• WHAT IS BEING ASKED: Isolate every line in the data with the string "oktober" and copy it.

━━━━━ RECORDS ━━━━━

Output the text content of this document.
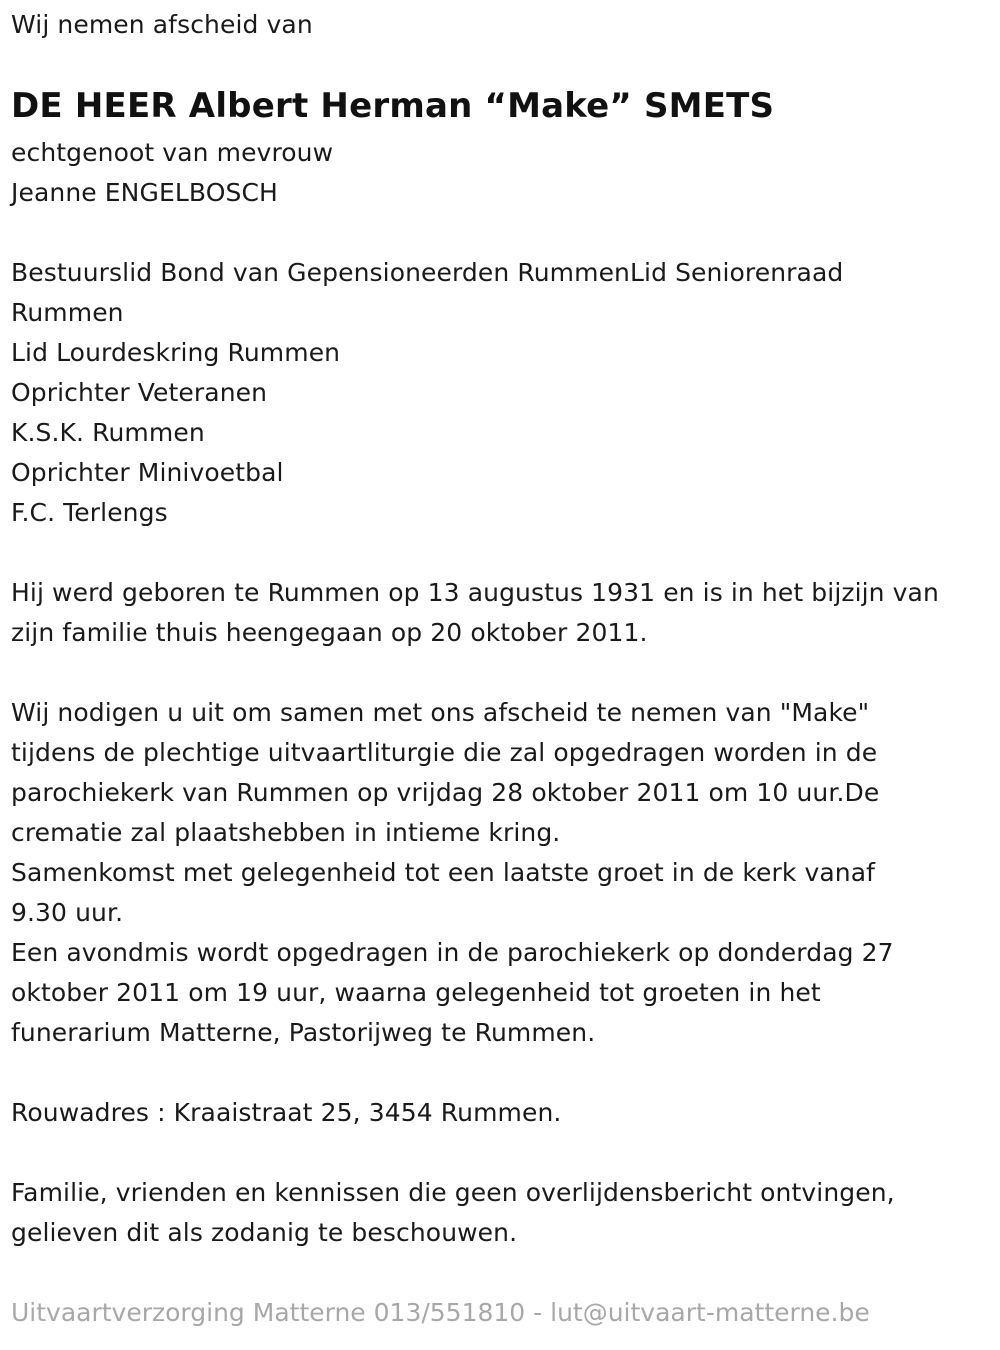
Wij nemen afscheid van
DE HEER Albert Herman “Make” SMETS
echtgenoot van mevrouw
Jeanne ENGELBOSCH
Bestuurslid Bond van Gepensioneerden RummenLid Seniorenraad
Rummen
Lid Lourdeskring Rummen
Oprichter Veteranen
K.S.K. Rummen
Oprichter Minivoetbal
F.C. Terlengs
Hij werd geboren te Rummen op 13 augustus 1931 en is in het bijzijn van
zijn familie thuis heengegaan op 20 oktober 2011.
Wij nodigen u uit om samen met ons afscheid te nemen van "Make"
tijdens de plechtige uitvaartliturgie die zal opgedragen worden in de
parochiekerk van Rummen op vrijdag 28 oktober 2011 om 10 uur.De
crematie zal plaatshebben in intieme kring.
Samenkomst met gelegenheid tot een laatste groet in de kerk vanaf
9.30 uur.
Een avondmis wordt opgedragen in de parochiekerk op donderdag 27
oktober 2011 om 19 uur, waarna gelegenheid tot groeten in het
funerarium Matterne, Pastorijweg te Rummen.
Rouwadres : Kraaistraat 25, 3454 Rummen.
Familie, vrienden en kennissen die geen overlijdensbericht ontvingen,
gelieven dit als zodanig te beschouwen.
Uitvaartverzorging Matterne 013/551810 - lut@uitvaart-matterne.be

━━━━━

• RESULT OF THE EXERCISE:
zijn familie thuis heengegaan op 20 oktober 2011.
parochiekerk van Rummen op vrijdag 28 oktober 2011 om 10 uur.De
oktober 2011 om 19 uur, waarna gelegenheid tot groeten in het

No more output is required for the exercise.